++++ Material for this exercise

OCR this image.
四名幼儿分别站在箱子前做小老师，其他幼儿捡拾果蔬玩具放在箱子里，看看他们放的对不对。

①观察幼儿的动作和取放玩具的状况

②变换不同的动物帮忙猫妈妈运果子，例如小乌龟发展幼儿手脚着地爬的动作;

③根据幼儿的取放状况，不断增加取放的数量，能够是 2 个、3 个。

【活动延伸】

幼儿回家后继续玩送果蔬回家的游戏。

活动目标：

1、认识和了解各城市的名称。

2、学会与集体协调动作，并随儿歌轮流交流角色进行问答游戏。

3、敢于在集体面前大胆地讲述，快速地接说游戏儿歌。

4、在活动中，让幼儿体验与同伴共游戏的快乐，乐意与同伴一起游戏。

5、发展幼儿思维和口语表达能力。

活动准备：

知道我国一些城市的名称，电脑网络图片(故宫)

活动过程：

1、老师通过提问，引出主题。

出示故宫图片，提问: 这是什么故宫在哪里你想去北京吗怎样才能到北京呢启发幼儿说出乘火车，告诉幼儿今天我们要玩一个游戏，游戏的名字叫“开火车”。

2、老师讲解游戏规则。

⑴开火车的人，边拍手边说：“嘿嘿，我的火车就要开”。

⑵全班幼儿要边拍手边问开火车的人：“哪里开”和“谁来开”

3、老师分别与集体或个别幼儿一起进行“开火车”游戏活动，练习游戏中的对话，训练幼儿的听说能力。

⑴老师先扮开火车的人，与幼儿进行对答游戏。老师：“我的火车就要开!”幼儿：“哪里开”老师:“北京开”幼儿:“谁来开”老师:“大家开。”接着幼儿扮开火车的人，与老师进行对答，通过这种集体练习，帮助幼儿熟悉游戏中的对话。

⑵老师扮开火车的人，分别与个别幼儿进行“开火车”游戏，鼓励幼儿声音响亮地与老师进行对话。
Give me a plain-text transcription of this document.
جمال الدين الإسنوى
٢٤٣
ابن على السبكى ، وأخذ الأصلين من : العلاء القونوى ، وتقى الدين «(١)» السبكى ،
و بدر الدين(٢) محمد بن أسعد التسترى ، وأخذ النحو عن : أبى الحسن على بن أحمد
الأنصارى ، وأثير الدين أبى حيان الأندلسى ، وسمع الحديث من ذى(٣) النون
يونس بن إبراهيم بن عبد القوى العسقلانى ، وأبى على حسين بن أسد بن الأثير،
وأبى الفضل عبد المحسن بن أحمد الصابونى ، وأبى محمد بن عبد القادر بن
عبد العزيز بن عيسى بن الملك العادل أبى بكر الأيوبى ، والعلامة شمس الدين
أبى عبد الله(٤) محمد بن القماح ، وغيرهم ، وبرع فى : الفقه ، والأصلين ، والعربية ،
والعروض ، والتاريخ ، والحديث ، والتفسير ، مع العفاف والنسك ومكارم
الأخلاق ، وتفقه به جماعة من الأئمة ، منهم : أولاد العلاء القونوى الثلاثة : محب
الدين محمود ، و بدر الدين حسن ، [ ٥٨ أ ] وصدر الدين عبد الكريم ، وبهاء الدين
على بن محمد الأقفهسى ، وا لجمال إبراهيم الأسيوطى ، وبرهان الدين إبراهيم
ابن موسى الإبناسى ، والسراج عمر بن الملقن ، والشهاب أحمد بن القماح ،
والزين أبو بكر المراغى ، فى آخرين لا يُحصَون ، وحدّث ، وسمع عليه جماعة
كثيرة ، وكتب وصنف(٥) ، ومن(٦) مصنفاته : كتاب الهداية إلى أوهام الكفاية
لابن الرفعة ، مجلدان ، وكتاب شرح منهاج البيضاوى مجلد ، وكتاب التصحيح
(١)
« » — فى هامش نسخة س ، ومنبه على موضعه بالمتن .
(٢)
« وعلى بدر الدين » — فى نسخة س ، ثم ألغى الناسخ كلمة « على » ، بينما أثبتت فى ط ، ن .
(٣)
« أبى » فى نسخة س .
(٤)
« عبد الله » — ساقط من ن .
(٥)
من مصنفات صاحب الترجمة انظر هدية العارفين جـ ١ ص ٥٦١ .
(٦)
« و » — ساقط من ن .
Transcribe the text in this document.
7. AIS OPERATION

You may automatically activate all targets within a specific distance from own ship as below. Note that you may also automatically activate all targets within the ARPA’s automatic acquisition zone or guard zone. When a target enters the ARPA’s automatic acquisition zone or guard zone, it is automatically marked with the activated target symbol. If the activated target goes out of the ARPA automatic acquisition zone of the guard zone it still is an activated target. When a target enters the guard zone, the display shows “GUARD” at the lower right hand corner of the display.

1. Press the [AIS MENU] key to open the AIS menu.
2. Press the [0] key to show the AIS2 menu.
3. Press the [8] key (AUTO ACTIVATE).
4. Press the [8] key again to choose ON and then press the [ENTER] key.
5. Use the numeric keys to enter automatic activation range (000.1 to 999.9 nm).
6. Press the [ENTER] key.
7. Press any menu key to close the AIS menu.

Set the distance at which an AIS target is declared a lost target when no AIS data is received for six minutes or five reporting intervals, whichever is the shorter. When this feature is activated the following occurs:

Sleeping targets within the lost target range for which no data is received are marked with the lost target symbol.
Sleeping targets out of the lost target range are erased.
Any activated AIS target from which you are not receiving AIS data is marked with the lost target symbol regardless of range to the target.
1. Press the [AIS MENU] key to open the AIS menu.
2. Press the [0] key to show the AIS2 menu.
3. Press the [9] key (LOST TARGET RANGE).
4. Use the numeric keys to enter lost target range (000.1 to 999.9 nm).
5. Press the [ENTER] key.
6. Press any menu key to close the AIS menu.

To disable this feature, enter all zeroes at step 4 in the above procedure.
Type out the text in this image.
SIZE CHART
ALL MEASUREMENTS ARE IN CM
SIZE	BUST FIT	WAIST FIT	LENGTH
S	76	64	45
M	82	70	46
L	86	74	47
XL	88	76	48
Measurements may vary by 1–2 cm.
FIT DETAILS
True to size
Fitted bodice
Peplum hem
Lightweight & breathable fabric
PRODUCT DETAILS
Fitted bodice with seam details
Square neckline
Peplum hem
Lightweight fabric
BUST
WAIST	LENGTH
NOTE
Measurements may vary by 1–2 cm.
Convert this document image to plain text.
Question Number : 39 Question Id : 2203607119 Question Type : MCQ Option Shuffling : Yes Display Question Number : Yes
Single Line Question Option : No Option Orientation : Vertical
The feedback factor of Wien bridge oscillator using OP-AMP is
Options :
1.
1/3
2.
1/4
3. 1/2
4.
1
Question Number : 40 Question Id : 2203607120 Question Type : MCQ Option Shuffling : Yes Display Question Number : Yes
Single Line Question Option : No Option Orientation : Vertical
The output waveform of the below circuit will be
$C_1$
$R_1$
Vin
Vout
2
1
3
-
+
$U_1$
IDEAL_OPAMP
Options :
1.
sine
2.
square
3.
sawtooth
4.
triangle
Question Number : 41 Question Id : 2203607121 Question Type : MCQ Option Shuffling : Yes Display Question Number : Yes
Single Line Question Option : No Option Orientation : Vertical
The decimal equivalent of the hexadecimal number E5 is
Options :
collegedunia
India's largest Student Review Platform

++++++++

* _The request_:
Select, from the listing, all lines that include the word "نسخة".

* _Task output_:
« » — فى هامش نسخة س ، ومنبه على موضعه بالمتن .
« وعلى بدر الدين » — فى نسخة س ، ثم ألغى الناسخ كلمة « على » ، بينما أثبتت فى ط ، ن .
« أبى » فى نسخة س .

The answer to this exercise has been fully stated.